[TASK BRIEF]:
Print the records again, character for character.

━━━━━ RECORDS SUPPLIED ━━━━━

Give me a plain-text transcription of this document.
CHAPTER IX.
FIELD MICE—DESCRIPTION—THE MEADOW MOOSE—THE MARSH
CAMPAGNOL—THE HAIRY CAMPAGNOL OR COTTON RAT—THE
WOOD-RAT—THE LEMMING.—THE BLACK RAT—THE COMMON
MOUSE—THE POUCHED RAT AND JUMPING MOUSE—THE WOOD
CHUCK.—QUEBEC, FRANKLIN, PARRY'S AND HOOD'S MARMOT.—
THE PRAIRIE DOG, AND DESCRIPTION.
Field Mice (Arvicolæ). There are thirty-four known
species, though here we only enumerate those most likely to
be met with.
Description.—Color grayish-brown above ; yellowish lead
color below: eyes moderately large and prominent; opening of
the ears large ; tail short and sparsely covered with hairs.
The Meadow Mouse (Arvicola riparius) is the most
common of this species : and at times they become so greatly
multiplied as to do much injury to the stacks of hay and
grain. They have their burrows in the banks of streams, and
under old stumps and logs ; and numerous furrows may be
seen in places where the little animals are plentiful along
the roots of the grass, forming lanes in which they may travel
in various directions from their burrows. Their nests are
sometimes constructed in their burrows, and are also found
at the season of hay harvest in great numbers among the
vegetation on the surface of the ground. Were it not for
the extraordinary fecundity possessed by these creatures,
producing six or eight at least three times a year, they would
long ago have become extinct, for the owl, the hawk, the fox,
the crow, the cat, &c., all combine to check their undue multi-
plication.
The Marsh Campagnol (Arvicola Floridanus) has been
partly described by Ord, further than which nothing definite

━━━━━

[TASK RESULT]:
Give me a plain-text transcription of this document.
CHAPTER IX.
FIELD MICE—DESCRIPTION—THE MEADOW MOOSE—THE MARSH
CAMPAGNOL—THE HAIRY CAMPAGNOL OR COTTON RAT—THE
WOOD-RAT—THE LEMMING.—THE BLACK RAT—THE COMMON
MOUSE—THE POUCHED RAT AND JUMPING MOUSE—THE WOOD
CHUCK.—QUEBEC, FRANKLIN, PARRY'S AND HOOD'S MARMOT.—
THE PRAIRIE DOG, AND DESCRIPTION.
Field Mice (Arvicolæ). There are thirty-four known
species, though here we only enumerate those most likely to
be met with.
Description.—Color grayish-brown above ; yellowish lead
color below: eyes moderately large and prominent; opening of
the ears large ; tail short and sparsely covered with hairs.
The Meadow Mouse (Arvicola riparius) is the most
common of this species : and at times they become so greatly
multiplied as to do much injury to the stacks of hay and
grain. They have their burrows in the banks of streams, and
under old stumps and logs ; and numerous furrows may be
seen in places where the little animals are plentiful along
the roots of the grass, forming lanes in which they may travel
in various directions from their burrows. Their nests are
sometimes constructed in their burrows, and are also found
at the season of hay harvest in great numbers among the
vegetation on the surface of the ground. Were it not for
the extraordinary fecundity possessed by these creatures,
producing six or eight at least three times a year, they would
long ago have become extinct, for the owl, the hawk, the fox,
the crow, the cat, &c., all combine to check their undue multi-
plication.
The Marsh Campagnol (Arvicola Floridanus) has been
partly described by Ord, further than which nothing definite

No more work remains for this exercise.